— START OF DATA PROVIDED —

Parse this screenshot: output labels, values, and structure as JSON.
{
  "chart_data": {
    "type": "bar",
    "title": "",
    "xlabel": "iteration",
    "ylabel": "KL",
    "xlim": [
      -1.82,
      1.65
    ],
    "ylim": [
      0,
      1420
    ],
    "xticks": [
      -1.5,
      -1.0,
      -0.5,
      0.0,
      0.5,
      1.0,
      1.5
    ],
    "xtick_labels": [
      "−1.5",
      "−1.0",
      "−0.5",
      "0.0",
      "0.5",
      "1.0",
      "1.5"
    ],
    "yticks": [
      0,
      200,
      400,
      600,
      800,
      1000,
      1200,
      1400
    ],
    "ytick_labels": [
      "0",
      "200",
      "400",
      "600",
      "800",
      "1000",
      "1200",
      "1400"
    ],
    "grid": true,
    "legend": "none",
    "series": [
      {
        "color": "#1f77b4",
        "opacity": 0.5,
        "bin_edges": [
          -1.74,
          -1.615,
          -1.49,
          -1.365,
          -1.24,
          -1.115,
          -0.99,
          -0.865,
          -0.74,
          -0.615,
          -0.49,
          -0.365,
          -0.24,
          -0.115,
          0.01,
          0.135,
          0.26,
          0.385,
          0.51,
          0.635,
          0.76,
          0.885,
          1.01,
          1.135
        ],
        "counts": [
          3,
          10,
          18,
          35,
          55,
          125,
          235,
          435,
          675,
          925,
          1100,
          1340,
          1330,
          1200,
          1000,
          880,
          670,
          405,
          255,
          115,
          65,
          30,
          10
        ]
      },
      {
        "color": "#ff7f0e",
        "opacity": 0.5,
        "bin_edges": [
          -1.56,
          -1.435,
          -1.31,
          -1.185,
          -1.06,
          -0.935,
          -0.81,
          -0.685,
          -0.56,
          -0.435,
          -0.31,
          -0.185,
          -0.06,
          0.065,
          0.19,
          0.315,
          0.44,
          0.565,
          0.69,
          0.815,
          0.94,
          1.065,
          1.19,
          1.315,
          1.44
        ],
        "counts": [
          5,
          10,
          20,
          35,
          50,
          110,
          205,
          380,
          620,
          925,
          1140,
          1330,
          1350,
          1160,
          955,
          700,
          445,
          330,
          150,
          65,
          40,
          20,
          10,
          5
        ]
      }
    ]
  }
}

— END OF DATA PROVIDED —

WORK TO COMPLETE
Copy all the records above exactly, missing none.

OUTPUT FOR THIS TASK
Parse this screenshot: output labels, values, and structure as JSON.
{
  "chart_data": {
    "type": "bar",
    "title": "",
    "xlabel": "iteration",
    "ylabel": "KL",
    "xlim": [
      -1.82,
      1.65
    ],
    "ylim": [
      0,
      1420
    ],
    "xticks": [
      -1.5,
      -1.0,
      -0.5,
      0.0,
      0.5,
      1.0,
      1.5
    ],
    "xtick_labels": [
      "−1.5",
      "−1.0",
      "−0.5",
      "0.0",
      "0.5",
      "1.0",
      "1.5"
    ],
    "yticks": [
      0,
      200,
      400,
      600,
      800,
      1000,
      1200,
      1400
    ],
    "ytick_labels": [
      "0",
      "200",
      "400",
      "600",
      "800",
      "1000",
      "1200",
      "1400"
    ],
    "grid": true,
    "legend": "none",
    "series": [
      {
        "color": "#1f77b4",
        "opacity": 0.5,
        "bin_edges": [
          -1.74,
          -1.615,
          -1.49,
          -1.365,
          -1.24,
          -1.115,
          -0.99,
          -0.865,
          -0.74,
          -0.615,
          -0.49,
          -0.365,
          -0.24,
          -0.115,
          0.01,
          0.135,
          0.26,
          0.385,
          0.51,
          0.635,
          0.76,
          0.885,
          1.01,
          1.135
        ],
        "counts": [
          3,
          10,
          18,
          35,
          55,
          125,
          235,
          435,
          675,
          925,
          1100,
          1340,
          1330,
          1200,
          1000,
          880,
          670,
          405,
          255,
          115,
          65,
          30,
          10
        ]
      },
      {
        "color": "#ff7f0e",
        "opacity": 0.5,
        "bin_edges": [
          -1.56,
          -1.435,
          -1.31,
          -1.185,
          -1.06,
          -0.935,
          -0.81,
          -0.685,
          -0.56,
          -0.435,
          -0.31,
          -0.185,
          -0.06,
          0.065,
          0.19,
          0.315,
          0.44,
          0.565,
          0.69,
          0.815,
          0.94,
          1.065,
          1.19,
          1.315,
          1.44
        ],
        "counts": [
          5,
          10,
          20,
          35,
          50,
          110,
          205,
          380,
          620,
          925,
          1140,
          1330,
          1350,
          1160,
          955,
          700,
          445,
          330,
          150,
          65,
          40,
          20,
          10,
          5
        ]
      }
    ]
  }
}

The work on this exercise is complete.